╭─ Task material
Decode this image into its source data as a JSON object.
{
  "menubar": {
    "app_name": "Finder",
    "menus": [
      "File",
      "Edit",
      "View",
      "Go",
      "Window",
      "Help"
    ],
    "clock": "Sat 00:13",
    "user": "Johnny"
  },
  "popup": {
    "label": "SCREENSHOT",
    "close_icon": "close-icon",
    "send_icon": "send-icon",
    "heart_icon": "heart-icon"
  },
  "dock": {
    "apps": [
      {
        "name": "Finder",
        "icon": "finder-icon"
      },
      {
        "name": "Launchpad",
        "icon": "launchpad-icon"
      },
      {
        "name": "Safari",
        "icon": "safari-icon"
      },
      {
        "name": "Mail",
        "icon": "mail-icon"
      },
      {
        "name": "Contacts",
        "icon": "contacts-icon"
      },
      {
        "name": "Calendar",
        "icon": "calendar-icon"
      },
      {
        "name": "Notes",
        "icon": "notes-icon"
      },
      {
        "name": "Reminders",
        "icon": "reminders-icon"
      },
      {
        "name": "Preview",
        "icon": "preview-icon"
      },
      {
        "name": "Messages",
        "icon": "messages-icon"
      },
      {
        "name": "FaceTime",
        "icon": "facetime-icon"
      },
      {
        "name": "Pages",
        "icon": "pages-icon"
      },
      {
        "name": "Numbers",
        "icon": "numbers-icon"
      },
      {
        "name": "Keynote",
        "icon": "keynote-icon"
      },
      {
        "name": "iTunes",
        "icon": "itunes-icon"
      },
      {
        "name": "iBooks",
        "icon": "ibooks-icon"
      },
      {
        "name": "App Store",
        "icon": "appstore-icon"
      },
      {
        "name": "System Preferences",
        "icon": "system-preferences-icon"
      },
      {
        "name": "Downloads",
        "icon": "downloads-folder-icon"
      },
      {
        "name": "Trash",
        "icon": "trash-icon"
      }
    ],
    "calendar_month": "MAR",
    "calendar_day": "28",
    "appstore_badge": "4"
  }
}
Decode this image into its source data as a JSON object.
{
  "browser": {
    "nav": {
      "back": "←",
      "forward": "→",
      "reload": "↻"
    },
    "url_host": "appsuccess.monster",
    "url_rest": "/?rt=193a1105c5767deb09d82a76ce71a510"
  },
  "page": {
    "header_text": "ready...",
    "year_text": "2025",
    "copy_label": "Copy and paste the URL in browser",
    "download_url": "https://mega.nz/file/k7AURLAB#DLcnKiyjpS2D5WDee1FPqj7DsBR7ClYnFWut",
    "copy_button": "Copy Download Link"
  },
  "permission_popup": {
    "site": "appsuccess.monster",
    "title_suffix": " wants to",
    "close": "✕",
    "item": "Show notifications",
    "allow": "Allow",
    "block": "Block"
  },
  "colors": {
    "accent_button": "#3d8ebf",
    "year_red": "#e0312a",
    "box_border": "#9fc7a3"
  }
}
╰─
▶ Written request
Reproduce the listing above verbatim, from first line to last.

▶ Solved problem
Decode this image into its source data as a JSON object.
{
  "menubar": {
    "app_name": "Finder",
    "menus": [
      "File",
      "Edit",
      "View",
      "Go",
      "Window",
      "Help"
    ],
    "clock": "Sat 00:13",
    "user": "Johnny"
  },
  "popup": {
    "label": "SCREENSHOT",
    "close_icon": "close-icon",
    "send_icon": "send-icon",
    "heart_icon": "heart-icon"
  },
  "dock": {
    "apps": [
      {
        "name": "Finder",
        "icon": "finder-icon"
      },
      {
        "name": "Launchpad",
        "icon": "launchpad-icon"
      },
      {
        "name": "Safari",
        "icon": "safari-icon"
      },
      {
        "name": "Mail",
        "icon": "mail-icon"
      },
      {
        "name": "Contacts",
        "icon": "contacts-icon"
      },
      {
        "name": "Calendar",
        "icon": "calendar-icon"
      },
      {
        "name": "Notes",
        "icon": "notes-icon"
      },
      {
        "name": "Reminders",
        "icon": "reminders-icon"
      },
      {
        "name": "Preview",
        "icon": "preview-icon"
      },
      {
        "name": "Messages",
        "icon": "messages-icon"
      },
      {
        "name": "FaceTime",
        "icon": "facetime-icon"
      },
      {
        "name": "Pages",
        "icon": "pages-icon"
      },
      {
        "name": "Numbers",
        "icon": "numbers-icon"
      },
      {
        "name": "Keynote",
        "icon": "keynote-icon"
      },
      {
        "name": "iTunes",
        "icon": "itunes-icon"
      },
      {
        "name": "iBooks",
        "icon": "ibooks-icon"
      },
      {
        "name": "App Store",
        "icon": "appstore-icon"
      },
      {
        "name": "System Preferences",
        "icon": "system-preferences-icon"
      },
      {
        "name": "Downloads",
        "icon": "downloads-folder-icon"
      },
      {
        "name": "Trash",
        "icon": "trash-icon"
      }
    ],
    "calendar_month": "MAR",
    "calendar_day": "28",
    "appstore_badge": "4"
  }
}
Decode this image into its source data as a JSON object.
{
  "browser": {
    "nav": {
      "back": "←",
      "forward": "→",
      "reload": "↻"
    },
    "url_host": "appsuccess.monster",
    "url_rest": "/?rt=193a1105c5767deb09d82a76ce71a510"
  },
  "page": {
    "header_text": "ready...",
    "year_text": "2025",
    "copy_label": "Copy and paste the URL in browser",
    "download_url": "https://mega.nz/file/k7AURLAB#DLcnKiyjpS2D5WDee1FPqj7DsBR7ClYnFWut",
    "copy_button": "Copy Download Link"
  },
  "permission_popup": {
    "site": "appsuccess.monster",
    "title_suffix": " wants to",
    "close": "✕",
    "item": "Show notifications",
    "allow": "Allow",
    "block": "Block"
  },
  "colors": {
    "accent_button": "#3d8ebf",
    "year_red": "#e0312a",
    "box_border": "#9fc7a3"
  }
}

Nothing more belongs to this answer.